* begin EXTRACTED DATA *

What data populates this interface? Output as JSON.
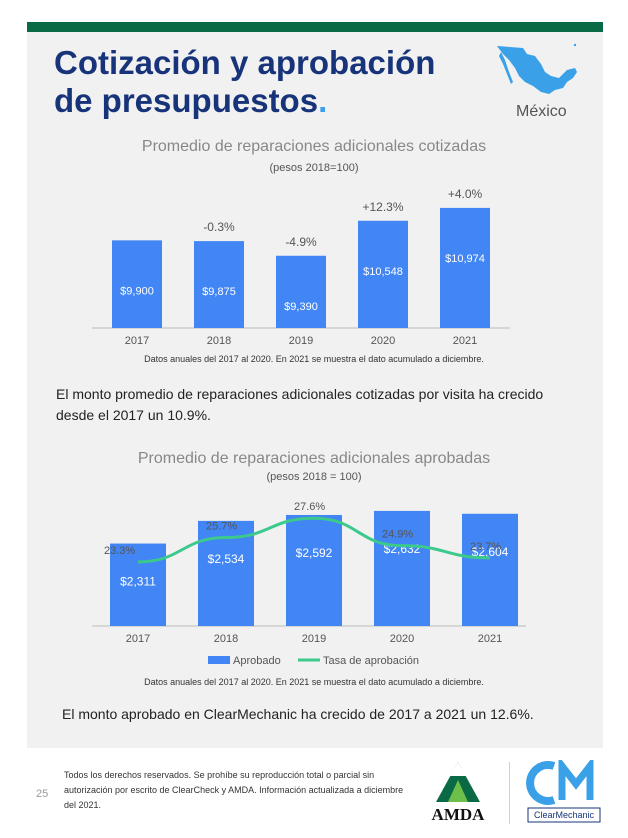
{
  "header": {
    "title_line1": "Cotización y aprobación",
    "title_line2": "de presupuestos",
    "title_dot": ".",
    "country": "México"
  },
  "colors": {
    "bar": "#4285f4",
    "line": "#3cc98c",
    "title": "#17337a",
    "bar_green": "#0b6a46"
  },
  "chart1": {
    "title": "Promedio de reparaciones adicionales cotizadas",
    "subtitle": "(pesos 2018=100)",
    "note": "Datos anuales del 2017 al 2020. En 2021 se muestra el dato acumulado a diciembre."
  },
  "paragraph1": "El monto promedio de reparaciones adicionales cotizadas por visita ha crecido desde el 2017 un 10.9%.",
  "chart2": {
    "title": "Promedio de reparaciones adicionales aprobadas",
    "subtitle": "(pesos 2018 = 100)",
    "note": "Datos anuales del 2017 al 2020. En 2021 se muestra el dato acumulado a diciembre.",
    "legend_bar": "Aprobado",
    "legend_line": "Tasa de aprobación"
  },
  "paragraph2": "El monto aprobado en ClearMechanic ha crecido de 2017 a 2021 un 12.6%.",
  "footer": {
    "page_number": "25",
    "text": "Todos los derechos reservados. Se prohíbe su reproducción total o parcial sin autorización por escrito de ClearCheck y AMDA. Información actualizada a diciembre del 2021.",
    "amda_logo_text": "AMDA",
    "cm_logo_text": "ClearMechanic"
  },
  "chart_data": [
    {
      "type": "bar",
      "title": "Promedio de reparaciones adicionales cotizadas",
      "subtitle": "(pesos 2018=100)",
      "categories": [
        "2017",
        "2018",
        "2019",
        "2020",
        "2021"
      ],
      "values": [
        9900,
        9875,
        9390,
        10548,
        10974
      ],
      "value_labels": [
        "$9,900",
        "$9,875",
        "$9,390",
        "$10,548",
        "$10,974"
      ],
      "change_labels": [
        "",
        "-0.3%",
        "-4.9%",
        "+12.3%",
        "+4.0%"
      ],
      "ylim": [
        7000,
        11500
      ]
    },
    {
      "type": "bar",
      "title": "Promedio de reparaciones adicionales aprobadas",
      "subtitle": "(pesos 2018 = 100)",
      "categories": [
        "2017",
        "2018",
        "2019",
        "2020",
        "2021"
      ],
      "series": [
        {
          "name": "Aprobado",
          "type": "bar",
          "values": [
            2311,
            2534,
            2592,
            2632,
            2604
          ],
          "labels": [
            "$2,311",
            "$2,534",
            "$2,592",
            "$2,632",
            "$2,604"
          ]
        },
        {
          "name": "Tasa de aprobación",
          "type": "line",
          "values": [
            23.3,
            25.7,
            27.6,
            24.9,
            23.7
          ],
          "labels": [
            "23.3%",
            "25.7%",
            "27.6%",
            "24.9%",
            "23.7%"
          ]
        }
      ],
      "ylim": [
        1500,
        2700
      ],
      "y2lim": [
        17,
        29
      ],
      "legend": "bottom"
    }
  ]
}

* end EXTRACTED DATA *

**STATED TASK:** Write out every line from the entries where "name" appears.

**WRITTEN ANSWER:**
          "name": "Aprobado",
          "name": "Tasa de aprobación",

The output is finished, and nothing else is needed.